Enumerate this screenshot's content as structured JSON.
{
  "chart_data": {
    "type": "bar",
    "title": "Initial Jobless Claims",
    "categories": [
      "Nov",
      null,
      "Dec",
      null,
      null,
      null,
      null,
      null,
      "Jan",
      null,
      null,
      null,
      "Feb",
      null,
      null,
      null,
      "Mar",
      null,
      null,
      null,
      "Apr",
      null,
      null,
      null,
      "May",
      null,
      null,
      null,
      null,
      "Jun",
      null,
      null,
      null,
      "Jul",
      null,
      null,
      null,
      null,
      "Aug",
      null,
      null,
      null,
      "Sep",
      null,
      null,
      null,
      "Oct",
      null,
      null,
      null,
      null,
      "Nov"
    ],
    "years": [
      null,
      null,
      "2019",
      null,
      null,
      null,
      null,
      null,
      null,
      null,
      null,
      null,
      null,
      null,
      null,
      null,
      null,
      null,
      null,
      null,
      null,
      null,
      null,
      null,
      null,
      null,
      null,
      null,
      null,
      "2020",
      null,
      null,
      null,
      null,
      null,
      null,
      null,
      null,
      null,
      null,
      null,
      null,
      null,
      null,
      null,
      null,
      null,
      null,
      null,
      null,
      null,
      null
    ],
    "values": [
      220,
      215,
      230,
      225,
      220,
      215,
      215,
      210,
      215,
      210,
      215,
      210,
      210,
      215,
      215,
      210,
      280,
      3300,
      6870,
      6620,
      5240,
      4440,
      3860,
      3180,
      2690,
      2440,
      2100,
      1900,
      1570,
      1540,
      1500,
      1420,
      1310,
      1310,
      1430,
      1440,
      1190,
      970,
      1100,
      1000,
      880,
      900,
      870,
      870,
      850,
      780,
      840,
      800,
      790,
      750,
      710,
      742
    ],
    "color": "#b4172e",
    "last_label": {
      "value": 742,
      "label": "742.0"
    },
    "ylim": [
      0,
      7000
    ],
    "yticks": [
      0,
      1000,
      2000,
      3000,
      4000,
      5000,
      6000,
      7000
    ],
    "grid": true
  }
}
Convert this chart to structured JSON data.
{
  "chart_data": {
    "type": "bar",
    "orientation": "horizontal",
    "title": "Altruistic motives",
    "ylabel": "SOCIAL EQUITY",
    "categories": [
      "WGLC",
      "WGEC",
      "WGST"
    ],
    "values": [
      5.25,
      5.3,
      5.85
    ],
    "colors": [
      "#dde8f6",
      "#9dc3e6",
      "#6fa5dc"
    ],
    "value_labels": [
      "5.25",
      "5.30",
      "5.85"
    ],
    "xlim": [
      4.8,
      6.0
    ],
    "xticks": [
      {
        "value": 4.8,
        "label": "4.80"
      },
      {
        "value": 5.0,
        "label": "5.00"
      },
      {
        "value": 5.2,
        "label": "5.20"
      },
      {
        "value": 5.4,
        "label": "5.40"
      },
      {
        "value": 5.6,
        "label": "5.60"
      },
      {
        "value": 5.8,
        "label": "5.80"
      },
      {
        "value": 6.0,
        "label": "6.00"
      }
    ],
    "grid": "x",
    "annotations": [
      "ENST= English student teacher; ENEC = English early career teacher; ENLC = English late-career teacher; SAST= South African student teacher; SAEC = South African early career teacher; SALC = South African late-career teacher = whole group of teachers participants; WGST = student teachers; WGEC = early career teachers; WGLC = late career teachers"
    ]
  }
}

##############################

Repeat the entries above exactly, leaving nothing out.

Enumerate this screenshot's content as structured JSON.
{
  "chart_data": {
    "type": "bar",
    "title": "Initial Jobless Claims",
    "categories": [
      "Nov",
      null,
      "Dec",
      null,
      null,
      null,
      null,
      null,
      "Jan",
      null,
      null,
      null,
      "Feb",
      null,
      null,
      null,
      "Mar",
      null,
      null,
      null,
      "Apr",
      null,
      null,
      null,
      "May",
      null,
      null,
      null,
      null,
      "Jun",
      null,
      null,
      null,
      "Jul",
      null,
      null,
      null,
      null,
      "Aug",
      null,
      null,
      null,
      "Sep",
      null,
      null,
      null,
      "Oct",
      null,
      null,
      null,
      null,
      "Nov"
    ],
    "years": [
      null,
      null,
      "2019",
      null,
      null,
      null,
      null,
      null,
      null,
      null,
      null,
      null,
      null,
      null,
      null,
      null,
      null,
      null,
      null,
      null,
      null,
      null,
      null,
      null,
      null,
      null,
      null,
      null,
      null,
      "2020",
      null,
      null,
      null,
      null,
      null,
      null,
      null,
      null,
      null,
      null,
      null,
      null,
      null,
      null,
      null,
      null,
      null,
      null,
      null,
      null,
      null,
      null
    ],
    "values": [
      220,
      215,
      230,
      225,
      220,
      215,
      215,
      210,
      215,
      210,
      215,
      210,
      210,
      215,
      215,
      210,
      280,
      3300,
      6870,
      6620,
      5240,
      4440,
      3860,
      3180,
      2690,
      2440,
      2100,
      1900,
      1570,
      1540,
      1500,
      1420,
      1310,
      1310,
      1430,
      1440,
      1190,
      970,
      1100,
      1000,
      880,
      900,
      870,
      870,
      850,
      780,
      840,
      800,
      790,
      750,
      710,
      742
    ],
    "color": "#b4172e",
    "last_label": {
      "value": 742,
      "label": "742.0"
    },
    "ylim": [
      0,
      7000
    ],
    "yticks": [
      0,
      1000,
      2000,
      3000,
      4000,
      5000,
      6000,
      7000
    ],
    "grid": true
  }
}
Convert this chart to structured JSON data.
{
  "chart_data": {
    "type": "bar",
    "orientation": "horizontal",
    "title": "Altruistic motives",
    "ylabel": "SOCIAL EQUITY",
    "categories": [
      "WGLC",
      "WGEC",
      "WGST"
    ],
    "values": [
      5.25,
      5.3,
      5.85
    ],
    "colors": [
      "#dde8f6",
      "#9dc3e6",
      "#6fa5dc"
    ],
    "value_labels": [
      "5.25",
      "5.30",
      "5.85"
    ],
    "xlim": [
      4.8,
      6.0
    ],
    "xticks": [
      {
        "value": 4.8,
        "label": "4.80"
      },
      {
        "value": 5.0,
        "label": "5.00"
      },
      {
        "value": 5.2,
        "label": "5.20"
      },
      {
        "value": 5.4,
        "label": "5.40"
      },
      {
        "value": 5.6,
        "label": "5.60"
      },
      {
        "value": 5.8,
        "label": "5.80"
      },
      {
        "value": 6.0,
        "label": "6.00"
      }
    ],
    "grid": "x",
    "annotations": [
      "ENST= English student teacher; ENEC = English early career teacher; ENLC = English late-career teacher; SAST= South African student teacher; SAEC = South African early career teacher; SALC = South African late-career teacher = whole group of teachers participants; WGST = student teachers; WGEC = early career teachers; WGLC = late career teachers"
    ]
  }
}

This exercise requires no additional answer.